Data shown:

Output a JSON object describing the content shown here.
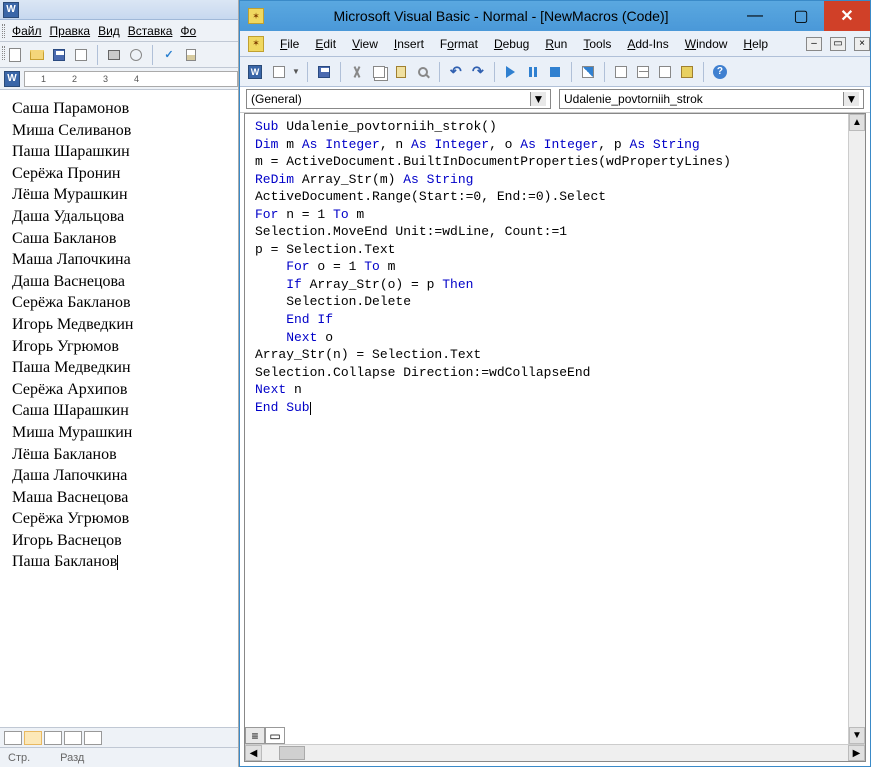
{
  "word": {
    "icon_text": "W",
    "menu": [
      "Файл",
      "Правка",
      "Вид",
      "Вставка",
      "Фо"
    ],
    "ruler_marks": [
      "1",
      "2",
      "3",
      "4"
    ],
    "names": [
      "Саша Парамонов",
      "Миша Селиванов",
      "Паша Шарашкин",
      "Серёжа Пронин",
      "Лёша Мурашкин",
      "Даша Удальцова",
      "Саша Бакланов",
      "Маша Лапочкина",
      "Даша Васнецова",
      "Серёжа Бакланов",
      "Игорь Медведкин",
      "Игорь Угрюмов",
      "Паша Медведкин",
      "Серёжа Архипов",
      "Саша Шарашкин",
      "Миша Мурашкин",
      "Лёша Бакланов",
      "Даша Лапочкина",
      "Маша Васнецова",
      "Серёжа Угрюмов",
      "Игорь Васнецов",
      "Паша Бакланов"
    ],
    "status": {
      "page_label": "Стр.",
      "sect_label": "Разд"
    }
  },
  "vba": {
    "title": "Microsoft Visual Basic - Normal - [NewMacros (Code)]",
    "menu": {
      "file": "File",
      "edit": "Edit",
      "view": "View",
      "insert": "Insert",
      "format": "Format",
      "debug": "Debug",
      "run": "Run",
      "tools": "Tools",
      "addins": "Add-Ins",
      "window": "Window",
      "help": "Help"
    },
    "dropdown_object": "(General)",
    "dropdown_proc": "Udalenie_povtorniih_strok",
    "code": {
      "l1a": "Sub",
      "l1b": " Udalenie_povtorniih_strok()",
      "l2a": "Dim",
      "l2b": " m ",
      "l2c": "As Integer",
      "l2d": ", n ",
      "l2e": "As Integer",
      "l2f": ", o ",
      "l2g": "As Integer",
      "l2h": ", p ",
      "l2i": "As String",
      "l3": "m = ActiveDocument.BuiltInDocumentProperties(wdPropertyLines)",
      "l4a": "ReDim",
      "l4b": " Array_Str(m) ",
      "l4c": "As String",
      "l5": "ActiveDocument.Range(Start:=0, End:=0).Select",
      "l6a": "For",
      "l6b": " n = 1 ",
      "l6c": "To",
      "l6d": " m",
      "l7": "Selection.MoveEnd Unit:=wdLine, Count:=1",
      "l8": "p = Selection.Text",
      "l9a": "    For",
      "l9b": " o = 1 ",
      "l9c": "To",
      "l9d": " m",
      "l10a": "    If",
      "l10b": " Array_Str(o) = p ",
      "l10c": "Then",
      "l11": "    Selection.Delete",
      "l12": "    End If",
      "l13a": "    Next",
      "l13b": " o",
      "l14": "Array_Str(n) = Selection.Text",
      "l15": "Selection.Collapse Direction:=wdCollapseEnd",
      "l16a": "Next",
      "l16b": " n",
      "l17": "End Sub"
    }
  }
}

Your instructions: Give an exact copy of the material, leaving out every picture.

Solution:
Output a JSON object describing the content shown here.
{
  "word": {
    "icon_text": "W",
    "menu": [
      "Файл",
      "Правка",
      "Вид",
      "Вставка",
      "Фо"
    ],
    "ruler_marks": [
      "1",
      "2",
      "3",
      "4"
    ],
    "names": [
      "Саша Парамонов",
      "Миша Селиванов",
      "Паша Шарашкин",
      "Серёжа Пронин",
      "Лёша Мурашкин",
      "Даша Удальцова",
      "Саша Бакланов",
      "Маша Лапочкина",
      "Даша Васнецова",
      "Серёжа Бакланов",
      "Игорь Медведкин",
      "Игорь Угрюмов",
      "Паша Медведкин",
      "Серёжа Архипов",
      "Саша Шарашкин",
      "Миша Мурашкин",
      "Лёша Бакланов",
      "Даша Лапочкина",
      "Маша Васнецова",
      "Серёжа Угрюмов",
      "Игорь Васнецов",
      "Паша Бакланов"
    ],
    "status": {
      "page_label": "Стр.",
      "sect_label": "Разд"
    }
  },
  "vba": {
    "title": "Microsoft Visual Basic - Normal - [NewMacros (Code)]",
    "menu": {
      "file": "File",
      "edit": "Edit",
      "view": "View",
      "insert": "Insert",
      "format": "Format",
      "debug": "Debug",
      "run": "Run",
      "tools": "Tools",
      "addins": "Add-Ins",
      "window": "Window",
      "help": "Help"
    },
    "dropdown_object": "(General)",
    "dropdown_proc": "Udalenie_povtorniih_strok",
    "code": {
      "l1a": "Sub",
      "l1b": " Udalenie_povtorniih_strok()",
      "l2a": "Dim",
      "l2b": " m ",
      "l2c": "As Integer",
      "l2d": ", n ",
      "l2e": "As Integer",
      "l2f": ", o ",
      "l2g": "As Integer",
      "l2h": ", p ",
      "l2i": "As String",
      "l3": "m = ActiveDocument.BuiltInDocumentProperties(wdPropertyLines)",
      "l4a": "ReDim",
      "l4b": " Array_Str(m) ",
      "l4c": "As String",
      "l5": "ActiveDocument.Range(Start:=0, End:=0).Select",
      "l6a": "For",
      "l6b": " n = 1 ",
      "l6c": "To",
      "l6d": " m",
      "l7": "Selection.MoveEnd Unit:=wdLine, Count:=1",
      "l8": "p = Selection.Text",
      "l9a": "    For",
      "l9b": " o = 1 ",
      "l9c": "To",
      "l9d": " m",
      "l10a": "    If",
      "l10b": " Array_Str(o) = p ",
      "l10c": "Then",
      "l11": "    Selection.Delete",
      "l12": "    End If",
      "l13a": "    Next",
      "l13b": " o",
      "l14": "Array_Str(n) = Selection.Text",
      "l15": "Selection.Collapse Direction:=wdCollapseEnd",
      "l16a": "Next",
      "l16b": " n",
      "l17": "End Sub"
    }
  }
}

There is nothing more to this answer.